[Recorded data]

:::

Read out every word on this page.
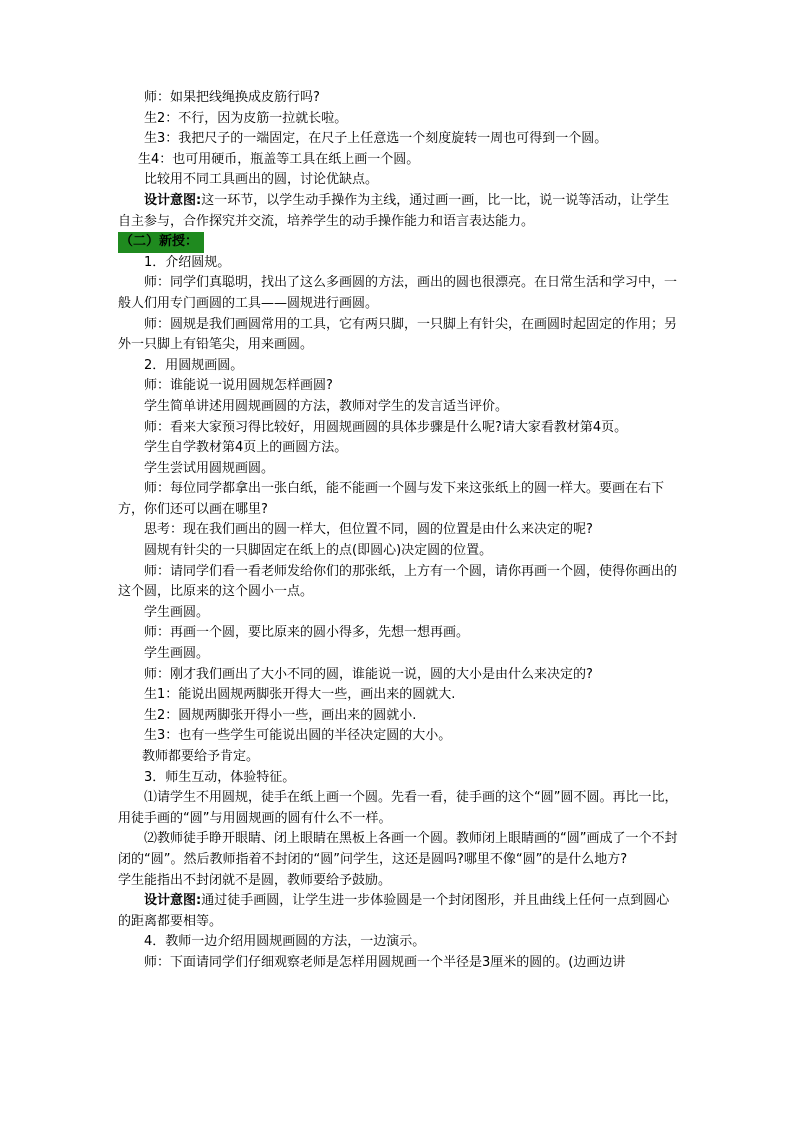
师：如果把线绳换成皮筋行吗?

生2：不行，因为皮筋一拉就长啦。

生3：我把尺子的一端固定，在尺子上任意选一个刻度旋转一周也可得到一个圆。

生4：也可用硬币，瓶盖等工具在纸上画一个圆。

比较用不同工具画出的圆，讨论优缺点。

设计意图:这一环节，以学生动手操作为主线，通过画一画，比一比，说一说等活动，让学生自主参与，合作探究并交流，培养学生的动手操作能力和语言表达能力。

（二）新授：

1．介绍圆规。

师：同学们真聪明，找出了这么多画圆的方法，画出的圆也很漂亮。在日常生活和学习中，一般人们用专门画圆的工具——圆规进行画圆。

师：圆规是我们画圆常用的工具，它有两只脚，一只脚上有针尖，在画圆时起固定的作用；另外一只脚上有铅笔尖，用来画圆。

2．用圆规画圆。

师：谁能说一说用圆规怎样画圆?

学生简单讲述用圆规画圆的方法，教师对学生的发言适当评价。

师：看来大家预习得比较好，用圆规画圆的具体步骤是什么呢?请大家看教材第4页。

学生自学教材第4页上的画圆方法。

学生尝试用圆规画圆。

师：每位同学都拿出一张白纸，能不能画一个圆与发下来这张纸上的圆一样大。要画在右下方，你们还可以画在哪里?

思考：现在我们画出的圆一样大，但位置不同，圆的位置是由什么来决定的呢?

圆规有针尖的一只脚固定在纸上的点(即圆心)决定圆的位置。

师：请同学们看一看老师发给你们的那张纸，上方有一个圆，请你再画一个圆，使得你画出的这个圆，比原来的这个圆小一点。

学生画圆。

师：再画一个圆，要比原来的圆小得多，先想一想再画。

学生画圆。

师：刚才我们画出了大小不同的圆，谁能说一说，圆的大小是由什么来决定的?

生1：能说出圆规两脚张开得大一些，画出来的圆就大.

生2：圆规两脚张开得小一些，画出来的圆就小.

生3：也有一些学生可能说出圆的半径决定圆的大小。

教师都要给予肯定。

3．师生互动，体验特征。

⑴请学生不用圆规，徒手在纸上画一个圆。先看一看，徒手画的这个“圆”圆不圆。再比一比，用徒手画的“圆”与用圆规画的圆有什么不一样。

⑵教师徒手睁开眼睛、闭上眼睛在黑板上各画一个圆。教师闭上眼睛画的“圆”画成了一个不封闭的“圆”。然后教师指着不封闭的“圆”问学生，这还是圆吗?哪里不像“圆”的是什么地方?

学生能指出不封闭就不是圆，教师要给予鼓励。

设计意图:通过徒手画圆，让学生进一步体验圆是一个封闭图形，并且曲线上任何一点到圆心的距离都要相等。

4．教师一边介绍用圆规画圆的方法，一边演示。

师：下面请同学们仔细观察老师是怎样用圆规画一个半径是3厘米的圆的。(边画边讲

:::

→ Task description: Copy every line above word for word and exclude the pictures.

→ Output:
Read out every word on this page.
师：如果把线绳换成皮筋行吗?

生2：不行，因为皮筋一拉就长啦。

生3：我把尺子的一端固定，在尺子上任意选一个刻度旋转一周也可得到一个圆。

生4：也可用硬币，瓶盖等工具在纸上画一个圆。

比较用不同工具画出的圆，讨论优缺点。

设计意图:这一环节，以学生动手操作为主线，通过画一画，比一比，说一说等活动，让学生自主参与，合作探究并交流，培养学生的动手操作能力和语言表达能力。

（二）新授：

1．介绍圆规。

师：同学们真聪明，找出了这么多画圆的方法，画出的圆也很漂亮。在日常生活和学习中，一般人们用专门画圆的工具——圆规进行画圆。

师：圆规是我们画圆常用的工具，它有两只脚，一只脚上有针尖，在画圆时起固定的作用；另外一只脚上有铅笔尖，用来画圆。

2．用圆规画圆。

师：谁能说一说用圆规怎样画圆?

学生简单讲述用圆规画圆的方法，教师对学生的发言适当评价。

师：看来大家预习得比较好，用圆规画圆的具体步骤是什么呢?请大家看教材第4页。

学生自学教材第4页上的画圆方法。

学生尝试用圆规画圆。

师：每位同学都拿出一张白纸，能不能画一个圆与发下来这张纸上的圆一样大。要画在右下方，你们还可以画在哪里?

思考：现在我们画出的圆一样大，但位置不同，圆的位置是由什么来决定的呢?

圆规有针尖的一只脚固定在纸上的点(即圆心)决定圆的位置。

师：请同学们看一看老师发给你们的那张纸，上方有一个圆，请你再画一个圆，使得你画出的这个圆，比原来的这个圆小一点。

学生画圆。

师：再画一个圆，要比原来的圆小得多，先想一想再画。

学生画圆。

师：刚才我们画出了大小不同的圆，谁能说一说，圆的大小是由什么来决定的?

生1：能说出圆规两脚张开得大一些，画出来的圆就大.

生2：圆规两脚张开得小一些，画出来的圆就小.

生3：也有一些学生可能说出圆的半径决定圆的大小。

教师都要给予肯定。

3．师生互动，体验特征。

⑴请学生不用圆规，徒手在纸上画一个圆。先看一看，徒手画的这个“圆”圆不圆。再比一比，用徒手画的“圆”与用圆规画的圆有什么不一样。

⑵教师徒手睁开眼睛、闭上眼睛在黑板上各画一个圆。教师闭上眼睛画的“圆”画成了一个不封闭的“圆”。然后教师指着不封闭的“圆”问学生，这还是圆吗?哪里不像“圆”的是什么地方?

学生能指出不封闭就不是圆，教师要给予鼓励。

设计意图:通过徒手画圆，让学生进一步体验圆是一个封闭图形，并且曲线上任何一点到圆心的距离都要相等。

4．教师一边介绍用圆规画圆的方法，一边演示。

师：下面请同学们仔细观察老师是怎样用圆规画一个半径是3厘米的圆的。(边画边讲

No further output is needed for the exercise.